## Items from a figure collection:
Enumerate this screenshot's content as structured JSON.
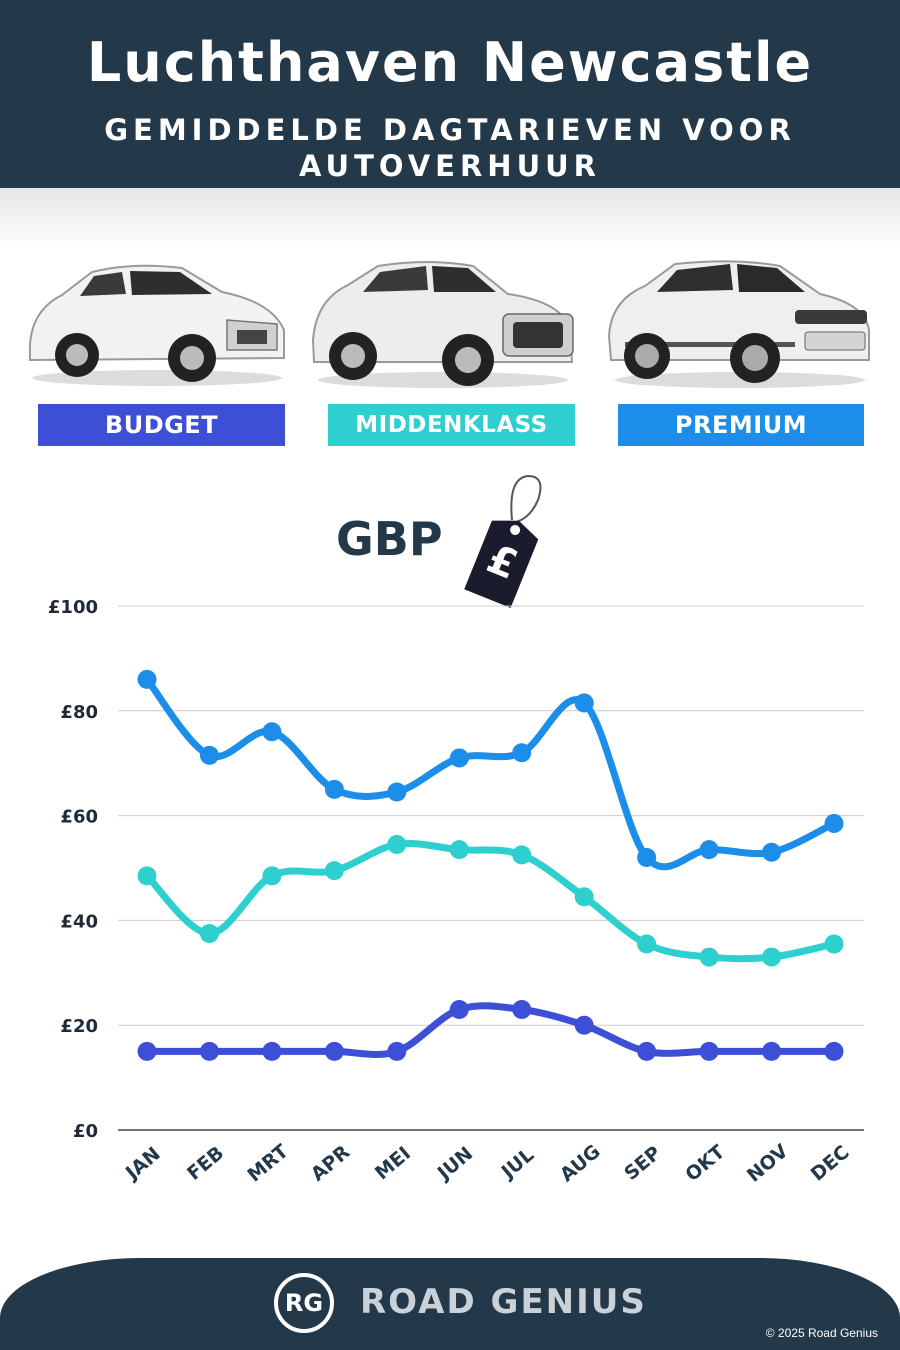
{
  "header": {
    "title": "Luchthaven Newcastle",
    "subtitle": "GEMIDDELDE DAGTARIEVEN VOOR AUTOVERHUUR"
  },
  "categories": [
    {
      "label": "BUDGET",
      "color": "#3d4fd6"
    },
    {
      "label": "MIDDENKLASS",
      "color": "#2ecfcf"
    },
    {
      "label": "PREMIUM",
      "color": "#1c8de8"
    }
  ],
  "currency_label": "GBP",
  "price_tag_symbol": "£",
  "chart_data": {
    "type": "line",
    "categories": [
      "JAN",
      "FEB",
      "MRT",
      "APR",
      "MEI",
      "JUN",
      "JUL",
      "AUG",
      "SEP",
      "OKT",
      "NOV",
      "DEC"
    ],
    "series": [
      {
        "name": "PREMIUM",
        "color": "#1c8de8",
        "values": [
          86,
          71.5,
          76,
          65,
          64.5,
          71,
          72,
          81.5,
          52,
          53.5,
          53,
          58.5
        ]
      },
      {
        "name": "MIDDENKLASS",
        "color": "#2ecfcf",
        "values": [
          48.5,
          37.5,
          48.5,
          49.5,
          54.5,
          53.5,
          52.5,
          44.5,
          35.5,
          33,
          33,
          35.5
        ]
      },
      {
        "name": "BUDGET",
        "color": "#3d4fd6",
        "values": [
          15,
          15,
          15,
          15,
          15,
          23,
          23,
          20,
          15,
          15,
          15,
          15
        ]
      }
    ],
    "ylim": [
      0,
      100
    ],
    "yticks": [
      0,
      20,
      40,
      60,
      80,
      100
    ],
    "ytick_labels": [
      "£0",
      "£20",
      "£40",
      "£60",
      "£80",
      "£100"
    ],
    "grid": true,
    "xlabel": "",
    "ylabel": ""
  },
  "footer": {
    "logo_initials": "RG",
    "brand": "ROAD GENIUS",
    "copyright": "© 2025 Road Genius"
  }
}
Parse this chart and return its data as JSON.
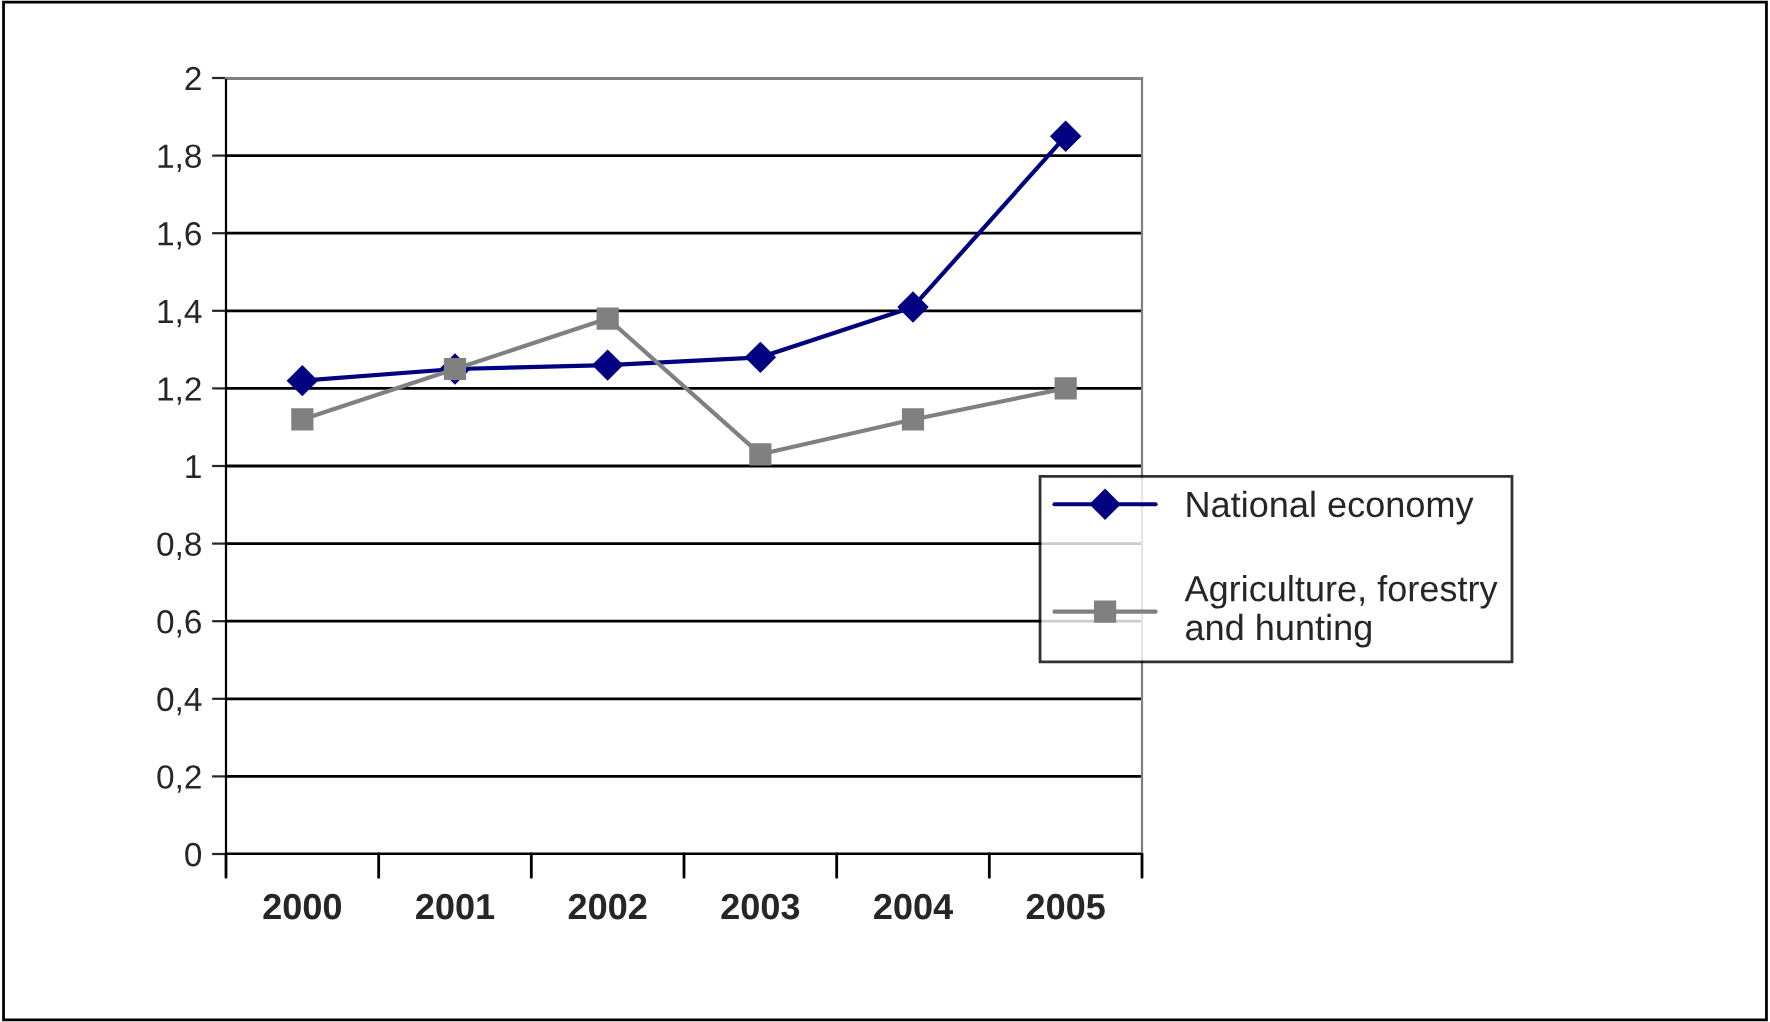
{
  "chart_data": {
    "type": "line",
    "categories": [
      "2000",
      "2001",
      "2002",
      "2003",
      "2004",
      "2005"
    ],
    "series": [
      {
        "name": "National economy",
        "color": "#000080",
        "marker": "diamond",
        "values": [
          1.22,
          1.25,
          1.26,
          1.28,
          1.41,
          1.85
        ]
      },
      {
        "name": "Agriculture, forestry and hunting",
        "color": "#808080",
        "marker": "square",
        "values": [
          1.12,
          1.25,
          1.38,
          1.03,
          1.12,
          1.2
        ]
      }
    ],
    "ylim": [
      0,
      2
    ],
    "yticks": [
      0,
      {
        "value": 0.2,
        "label": "0,2"
      },
      {
        "value": 0.4,
        "label": "0,4"
      },
      {
        "value": 0.6,
        "label": "0,6"
      },
      {
        "value": 0.8,
        "label": "0,8"
      },
      1,
      {
        "value": 1.2,
        "label": "1,2"
      },
      {
        "value": 1.4,
        "label": "1,4"
      },
      {
        "value": 1.6,
        "label": "1,6"
      },
      {
        "value": 1.8,
        "label": "1,8"
      },
      2
    ],
    "grid": "y",
    "legend": "right",
    "line_style": "solid"
  }
}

## Problem description:
Track down every line with the word "color" and copy it.

## Answer for the task:
      "color": "#3d4fd6"
      "color": "#2ecfcf"
      "color": "#1c8de8"
        "color": "#1c8de8",
        "color": "#2ecfcf",
        "color": "#3d4fd6",
        "color": "#000080",
        "color": "#808080",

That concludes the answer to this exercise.